Give every entry again, unchanged, and leave its images out.

----

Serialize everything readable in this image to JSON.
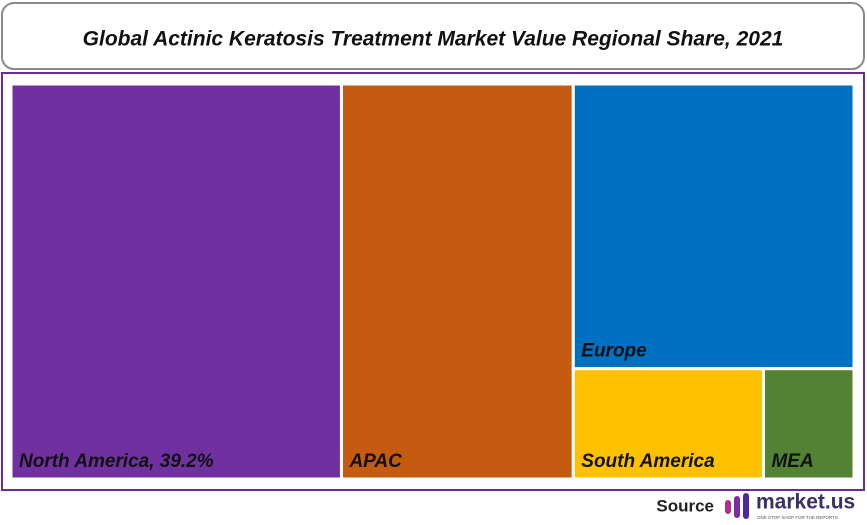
{
  "chart_data": {
    "type": "treemap",
    "title": "Global Actinic Keratosis Treatment Market Value Regional Share, 2021",
    "labels": [
      "North America, 39.2%",
      "APAC",
      "Europe",
      "South America",
      "MEA"
    ],
    "values": [
      39.2,
      27.5,
      24.0,
      6.3,
      3.0
    ],
    "colors": [
      "#7030a0",
      "#c55a11",
      "#0070c0",
      "#ffc000",
      "#548235"
    ]
  },
  "source": {
    "label": "Source",
    "brand": "market.us",
    "tagline": "ONE STOP SHOP FOR THE REPORTS"
  }
}
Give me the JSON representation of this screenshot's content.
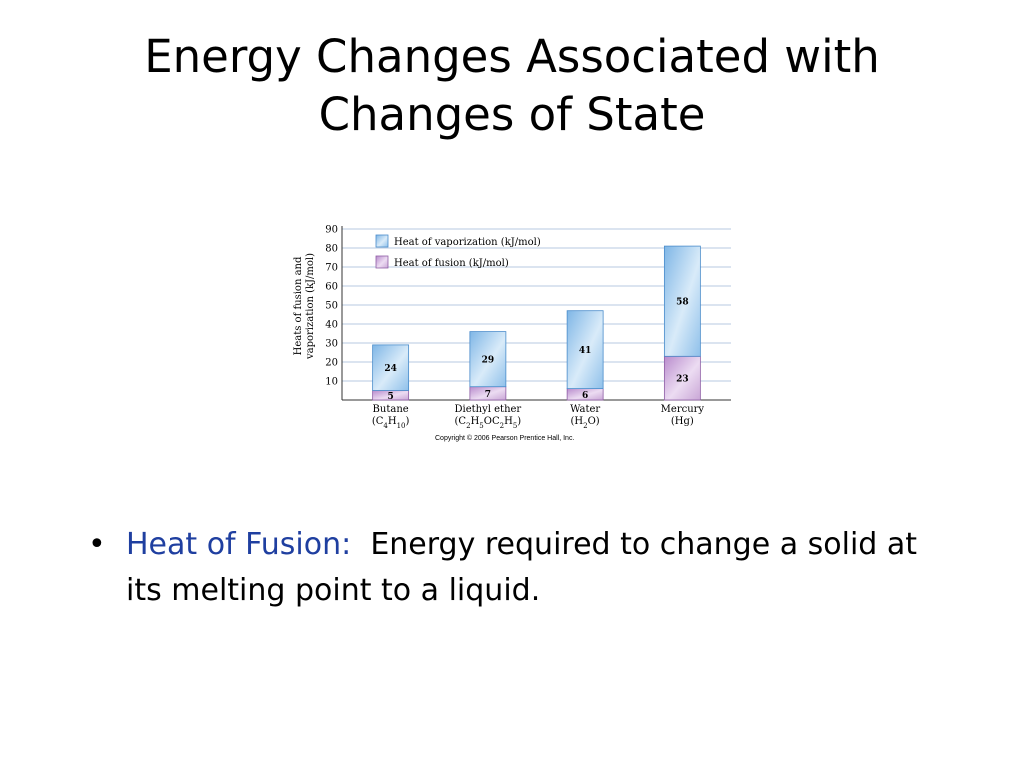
{
  "slide": {
    "title_line1": "Energy Changes Associated with",
    "title_line2": "Changes of State",
    "bullet_marker": "•",
    "bullet_term": "Heat of Fusion:",
    "bullet_text": "Energy required to change a solid at its melting point to a liquid."
  },
  "chart_data": {
    "type": "bar",
    "stacked": true,
    "ylabel_line1": "Heats of fusion and",
    "ylabel_line2": "vaporization (kJ/mol)",
    "ylim": [
      0,
      90
    ],
    "yticks": [
      10,
      20,
      30,
      40,
      50,
      60,
      70,
      80,
      90
    ],
    "grid": true,
    "legend_position": "top-left",
    "categories": [
      {
        "name": "Butane",
        "formula": [
          [
            "(C",
            ""
          ],
          [
            "4",
            "sub"
          ],
          [
            "H",
            ""
          ],
          [
            "10",
            "sub"
          ],
          [
            ")",
            ""
          ]
        ]
      },
      {
        "name": "Diethyl ether",
        "formula": [
          [
            "(C",
            ""
          ],
          [
            "2",
            "sub"
          ],
          [
            "H",
            ""
          ],
          [
            "5",
            "sub"
          ],
          [
            "OC",
            ""
          ],
          [
            "2",
            "sub"
          ],
          [
            "H",
            ""
          ],
          [
            "5",
            "sub"
          ],
          [
            ")",
            ""
          ]
        ]
      },
      {
        "name": "Water",
        "formula": [
          [
            "(H",
            ""
          ],
          [
            "2",
            "sub"
          ],
          [
            "O)",
            ""
          ]
        ]
      },
      {
        "name": "Mercury",
        "formula": [
          [
            "(Hg)",
            ""
          ]
        ]
      }
    ],
    "series": [
      {
        "name": "Heat of fusion (kJ/mol)",
        "values": [
          5,
          7,
          6,
          23
        ],
        "color": "#c9a6d6"
      },
      {
        "name": "Heat of vaporization (kJ/mol)",
        "values": [
          24,
          29,
          41,
          58
        ],
        "color": "#8fc0ea"
      }
    ],
    "credit": "Copyright © 2006 Pearson Prentice Hall, Inc."
  }
}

----

COMPLETE OUTPUT:
Serialize everything readable in this image to JSON.
{
  "chart_data": {
    "type": "treemap",
    "title": "Global Actinic Keratosis Treatment Market Value Regional Share, 2021",
    "labels": [
      "North America, 39.2%",
      "APAC",
      "Europe",
      "South America",
      "MEA"
    ],
    "values": [
      39.2,
      27.5,
      24.0,
      6.3,
      3.0
    ],
    "colors": [
      "#7030a0",
      "#c55a11",
      "#0070c0",
      "#ffc000",
      "#548235"
    ]
  },
  "source": {
    "label": "Source",
    "brand": "market.us",
    "tagline": "ONE STOP SHOP FOR THE REPORTS"
  }
}
Give me the JSON representation of this screenshot's content.
{
  "slide": {
    "title_line1": "Energy Changes Associated with",
    "title_line2": "Changes of State",
    "bullet_marker": "•",
    "bullet_term": "Heat of Fusion:",
    "bullet_text": "Energy required to change a solid at its melting point to a liquid."
  },
  "chart_data": {
    "type": "bar",
    "stacked": true,
    "ylabel_line1": "Heats of fusion and",
    "ylabel_line2": "vaporization (kJ/mol)",
    "ylim": [
      0,
      90
    ],
    "yticks": [
      10,
      20,
      30,
      40,
      50,
      60,
      70,
      80,
      90
    ],
    "grid": true,
    "legend_position": "top-left",
    "categories": [
      {
        "name": "Butane",
        "formula": [
          [
            "(C",
            ""
          ],
          [
            "4",
            "sub"
          ],
          [
            "H",
            ""
          ],
          [
            "10",
            "sub"
          ],
          [
            ")",
            ""
          ]
        ]
      },
      {
        "name": "Diethyl ether",
        "formula": [
          [
            "(C",
            ""
          ],
          [
            "2",
            "sub"
          ],
          [
            "H",
            ""
          ],
          [
            "5",
            "sub"
          ],
          [
            "OC",
            ""
          ],
          [
            "2",
            "sub"
          ],
          [
            "H",
            ""
          ],
          [
            "5",
            "sub"
          ],
          [
            ")",
            ""
          ]
        ]
      },
      {
        "name": "Water",
        "formula": [
          [
            "(H",
            ""
          ],
          [
            "2",
            "sub"
          ],
          [
            "O)",
            ""
          ]
        ]
      },
      {
        "name": "Mercury",
        "formula": [
          [
            "(Hg)",
            ""
          ]
        ]
      }
    ],
    "series": [
      {
        "name": "Heat of fusion (kJ/mol)",
        "values": [
          5,
          7,
          6,
          23
        ],
        "color": "#c9a6d6"
      },
      {
        "name": "Heat of vaporization (kJ/mol)",
        "values": [
          24,
          29,
          41,
          58
        ],
        "color": "#8fc0ea"
      }
    ],
    "credit": "Copyright © 2006 Pearson Prentice Hall, Inc."
  }
}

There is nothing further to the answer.